Text section:
<<<<

FORM 8-A12B/A
 
 
UNITED STATES
SECURITIES AND EXCHANGE COMMISSION
Washington, D.C. 20549
 
FORM 8-A/A
 
FOR REGISTRATION OF CERTAIN CLASSES OF SECURITIES
PURSUANT TO SECTION 12(b) OR 12(g) OF THE
SECURITIES EXCHANGE ACT OF 1934
 
Synovus Financial Corp.
(Exact Name of Registrant as Specified in Its Charter)
 
Georgia
(State of incorporation or organization)
58-1134883
(I.R.S. Employer Identification No.)
     
1111 Bay Avenue, Suite 500
P.O. Box 120
Columbus, Georgia
  31901
(Address of Principal Executive Offices of Registrant)   (Zip Code)
Securities to be registered pursuant to Section 12(b) of the Act:
     
Title of Each Class   Name of Each Exchange on Which
to be so Registered   Each Class is to be Registered
Common Stock, par value $1.00 per share   New York Stock Exchange
 
 
     
If this form relates to the registration of a class of securities pursuant to Section 12(b) of the Exchange Act and is effective pursuant to General Instruction A.(c), please check the following box.
x
  If this form relates to the registration of a class of securities pursuant to Section 12(g) of the Exchange Act and is effective pursuant to General Instruction A.(d), please check the following box.
¨
Securities Act registration statement file number to which this form relates:
Securities to be registered pursuant to Section 12(g) of the Act: None.
 
 

 


 

EXPLANATORY NOTE
     This Registration Statement on Form 8-A/A is being filed by Synovus Financial Corp., a Georgia corporation (“Synovus”), to amend and restate in its entirety the description of Synovus’ common stock previously set forth in a Registration Statement on Form 8-A filed by Synovus with the Securities and Exchange Commission on August 21, 1989.
     Except as specifically noted, “Synovus,” “we,” “us” and similar words in this registration statement refer to Synovus Financial Corp.
Item 1. Description of Registrant’s Securities to be Registered.

>>>>

Given information:
<<<<

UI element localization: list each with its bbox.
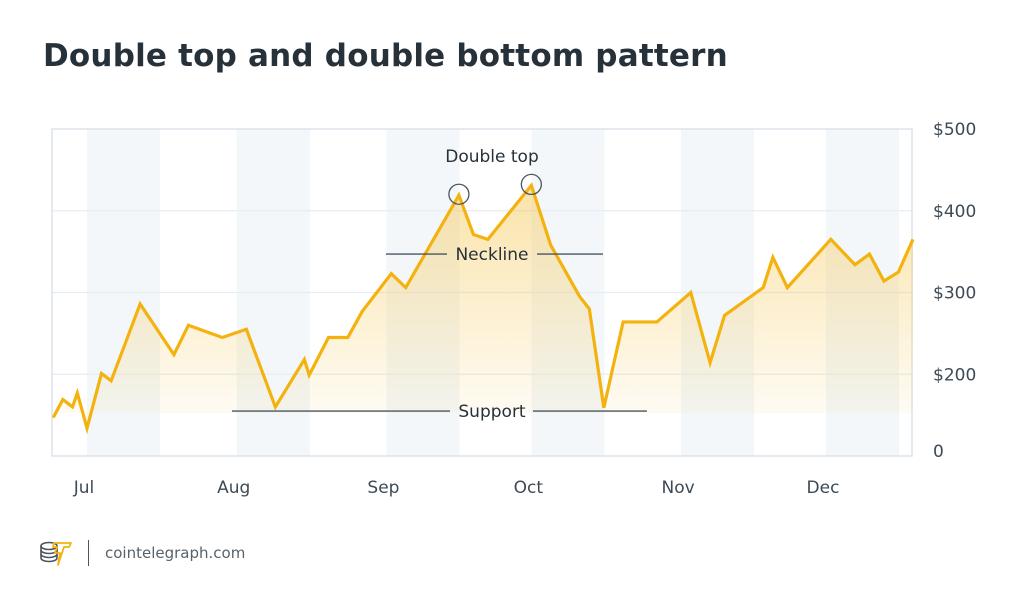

>>>>

Work instructions:
a) In the Synovus registration filing, on what date was the earlier Form 8-A filed with the Securities and Exchange Commission?
b) Pick up the Synovus registration filing after its last line and write the next part.

Answers given:
a) August 21, 1989

b)
General
     Under our Articles of Incorporation, as amended, we are authorized to issue 700,000,000 shares of capital stock, which consists of 600,000,000 shares of common stock, par value $1.00 per share, and 100,000,000 shares of preferred stock, no par value. As of November 30, 2008, there were 330,316,464 shares of our common stock outstanding and no shares of our preferred stock outstanding.
     Our common stock is listed on the New York Stock Exchange (“NYSE”) under the symbol “SNV.” The transfer agent and registrar for the common stock is BNY Mellon Bank, N.A.
     The following description of our common stock is subject to our Articles of Incorporation and Bylaws, as amended, which are incorporated herein by reference, and to the provisions of applicable Georgia law.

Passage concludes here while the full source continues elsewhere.